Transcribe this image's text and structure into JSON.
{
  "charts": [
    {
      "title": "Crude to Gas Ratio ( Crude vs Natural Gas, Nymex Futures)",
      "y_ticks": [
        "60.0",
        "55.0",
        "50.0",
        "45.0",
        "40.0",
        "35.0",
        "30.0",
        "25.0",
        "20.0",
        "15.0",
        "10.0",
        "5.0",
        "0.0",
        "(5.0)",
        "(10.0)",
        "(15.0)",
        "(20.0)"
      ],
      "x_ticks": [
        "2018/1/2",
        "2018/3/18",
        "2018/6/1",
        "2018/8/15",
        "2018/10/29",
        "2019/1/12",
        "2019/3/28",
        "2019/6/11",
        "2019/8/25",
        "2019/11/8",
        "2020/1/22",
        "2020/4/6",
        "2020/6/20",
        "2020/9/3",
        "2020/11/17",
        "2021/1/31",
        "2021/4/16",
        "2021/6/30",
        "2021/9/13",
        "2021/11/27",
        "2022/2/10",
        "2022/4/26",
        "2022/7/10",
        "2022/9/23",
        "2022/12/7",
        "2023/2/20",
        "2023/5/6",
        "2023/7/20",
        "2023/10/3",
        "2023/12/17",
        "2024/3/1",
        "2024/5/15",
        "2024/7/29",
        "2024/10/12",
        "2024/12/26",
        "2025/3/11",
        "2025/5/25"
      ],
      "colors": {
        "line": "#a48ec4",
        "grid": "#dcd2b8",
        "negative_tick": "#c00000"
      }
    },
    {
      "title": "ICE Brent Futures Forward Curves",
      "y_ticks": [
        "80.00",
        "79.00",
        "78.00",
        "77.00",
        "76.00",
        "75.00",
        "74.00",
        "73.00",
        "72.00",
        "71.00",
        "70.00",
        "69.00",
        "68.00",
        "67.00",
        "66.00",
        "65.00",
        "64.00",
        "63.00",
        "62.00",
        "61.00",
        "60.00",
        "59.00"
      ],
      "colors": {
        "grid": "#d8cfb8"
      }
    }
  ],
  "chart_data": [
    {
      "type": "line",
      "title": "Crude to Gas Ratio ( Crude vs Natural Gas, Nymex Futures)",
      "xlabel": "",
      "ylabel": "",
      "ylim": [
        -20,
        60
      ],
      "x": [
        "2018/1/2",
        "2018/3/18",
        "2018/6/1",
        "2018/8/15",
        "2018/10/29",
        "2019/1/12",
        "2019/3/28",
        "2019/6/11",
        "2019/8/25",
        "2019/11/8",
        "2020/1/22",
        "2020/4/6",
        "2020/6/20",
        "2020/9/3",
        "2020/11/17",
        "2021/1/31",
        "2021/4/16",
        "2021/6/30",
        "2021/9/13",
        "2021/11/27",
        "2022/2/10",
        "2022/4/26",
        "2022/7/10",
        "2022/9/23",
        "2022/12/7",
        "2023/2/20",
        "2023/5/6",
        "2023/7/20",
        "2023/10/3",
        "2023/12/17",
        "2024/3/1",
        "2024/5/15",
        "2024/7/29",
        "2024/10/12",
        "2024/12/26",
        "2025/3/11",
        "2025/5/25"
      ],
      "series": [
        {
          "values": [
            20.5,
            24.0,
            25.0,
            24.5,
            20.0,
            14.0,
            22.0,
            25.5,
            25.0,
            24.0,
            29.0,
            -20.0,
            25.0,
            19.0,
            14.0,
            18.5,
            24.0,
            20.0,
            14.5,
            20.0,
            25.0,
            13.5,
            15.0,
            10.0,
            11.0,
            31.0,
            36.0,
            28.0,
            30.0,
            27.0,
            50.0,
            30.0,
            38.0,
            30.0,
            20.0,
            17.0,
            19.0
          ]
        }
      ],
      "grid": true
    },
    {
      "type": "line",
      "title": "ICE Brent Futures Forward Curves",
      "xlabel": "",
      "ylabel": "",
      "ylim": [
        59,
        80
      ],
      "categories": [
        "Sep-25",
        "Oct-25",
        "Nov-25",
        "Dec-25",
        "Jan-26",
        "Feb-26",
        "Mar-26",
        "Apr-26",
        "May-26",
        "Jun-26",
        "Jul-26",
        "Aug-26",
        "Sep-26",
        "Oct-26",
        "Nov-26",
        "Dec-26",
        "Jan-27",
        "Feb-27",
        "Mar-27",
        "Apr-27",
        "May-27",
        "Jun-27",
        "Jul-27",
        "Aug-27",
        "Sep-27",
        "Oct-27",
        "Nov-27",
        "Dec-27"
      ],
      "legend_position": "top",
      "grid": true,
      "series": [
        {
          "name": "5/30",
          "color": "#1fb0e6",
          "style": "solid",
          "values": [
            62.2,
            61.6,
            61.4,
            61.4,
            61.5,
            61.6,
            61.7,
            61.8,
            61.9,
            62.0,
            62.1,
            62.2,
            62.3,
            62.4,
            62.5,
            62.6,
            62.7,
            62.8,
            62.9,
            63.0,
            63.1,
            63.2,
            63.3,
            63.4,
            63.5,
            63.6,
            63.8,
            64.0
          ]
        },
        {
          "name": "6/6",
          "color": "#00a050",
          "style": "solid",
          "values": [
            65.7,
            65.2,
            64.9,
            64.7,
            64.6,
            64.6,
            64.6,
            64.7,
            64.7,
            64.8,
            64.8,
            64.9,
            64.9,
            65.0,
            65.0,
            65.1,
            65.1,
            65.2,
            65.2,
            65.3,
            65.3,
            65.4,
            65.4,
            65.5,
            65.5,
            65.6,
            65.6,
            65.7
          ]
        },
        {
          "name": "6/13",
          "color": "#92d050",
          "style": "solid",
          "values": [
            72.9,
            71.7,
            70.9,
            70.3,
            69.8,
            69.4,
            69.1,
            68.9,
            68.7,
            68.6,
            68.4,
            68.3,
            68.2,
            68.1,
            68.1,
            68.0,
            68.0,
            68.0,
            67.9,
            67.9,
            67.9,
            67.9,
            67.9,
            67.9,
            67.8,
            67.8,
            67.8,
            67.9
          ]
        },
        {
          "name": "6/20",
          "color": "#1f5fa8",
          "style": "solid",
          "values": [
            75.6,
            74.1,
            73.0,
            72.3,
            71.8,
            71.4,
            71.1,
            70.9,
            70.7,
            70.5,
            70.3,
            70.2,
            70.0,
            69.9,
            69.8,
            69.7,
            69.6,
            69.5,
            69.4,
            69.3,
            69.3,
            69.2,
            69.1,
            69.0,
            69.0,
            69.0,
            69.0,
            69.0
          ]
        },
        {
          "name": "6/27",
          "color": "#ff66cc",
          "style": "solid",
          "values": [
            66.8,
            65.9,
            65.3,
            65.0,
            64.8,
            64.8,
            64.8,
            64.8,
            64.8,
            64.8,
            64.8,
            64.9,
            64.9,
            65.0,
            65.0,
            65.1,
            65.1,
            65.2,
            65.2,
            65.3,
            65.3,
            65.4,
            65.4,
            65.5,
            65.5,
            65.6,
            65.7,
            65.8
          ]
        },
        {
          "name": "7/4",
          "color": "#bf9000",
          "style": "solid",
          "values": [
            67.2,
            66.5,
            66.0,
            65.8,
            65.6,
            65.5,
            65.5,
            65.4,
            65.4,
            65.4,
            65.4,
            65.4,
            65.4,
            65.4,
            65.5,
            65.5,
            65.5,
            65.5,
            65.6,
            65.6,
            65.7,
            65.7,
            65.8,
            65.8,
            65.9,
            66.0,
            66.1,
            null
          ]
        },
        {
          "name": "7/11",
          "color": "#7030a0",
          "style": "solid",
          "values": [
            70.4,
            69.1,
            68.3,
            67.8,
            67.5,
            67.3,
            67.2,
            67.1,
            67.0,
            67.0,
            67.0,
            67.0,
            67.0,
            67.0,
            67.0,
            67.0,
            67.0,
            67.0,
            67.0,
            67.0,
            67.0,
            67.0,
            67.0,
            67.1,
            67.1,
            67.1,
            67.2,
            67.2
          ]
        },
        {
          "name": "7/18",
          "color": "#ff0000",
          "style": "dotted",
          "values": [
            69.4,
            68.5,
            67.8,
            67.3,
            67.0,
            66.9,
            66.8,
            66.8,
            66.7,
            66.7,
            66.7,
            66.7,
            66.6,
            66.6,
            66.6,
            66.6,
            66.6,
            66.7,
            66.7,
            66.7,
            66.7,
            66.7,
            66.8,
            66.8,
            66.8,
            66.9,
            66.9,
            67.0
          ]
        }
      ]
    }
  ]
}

[Task directions]
Copy each line of the records above that carries the word "grid".

[Final result]
        "grid": "#dcd2b8",
        "grid": "#d8cfb8"
      "grid": true
      "grid": true,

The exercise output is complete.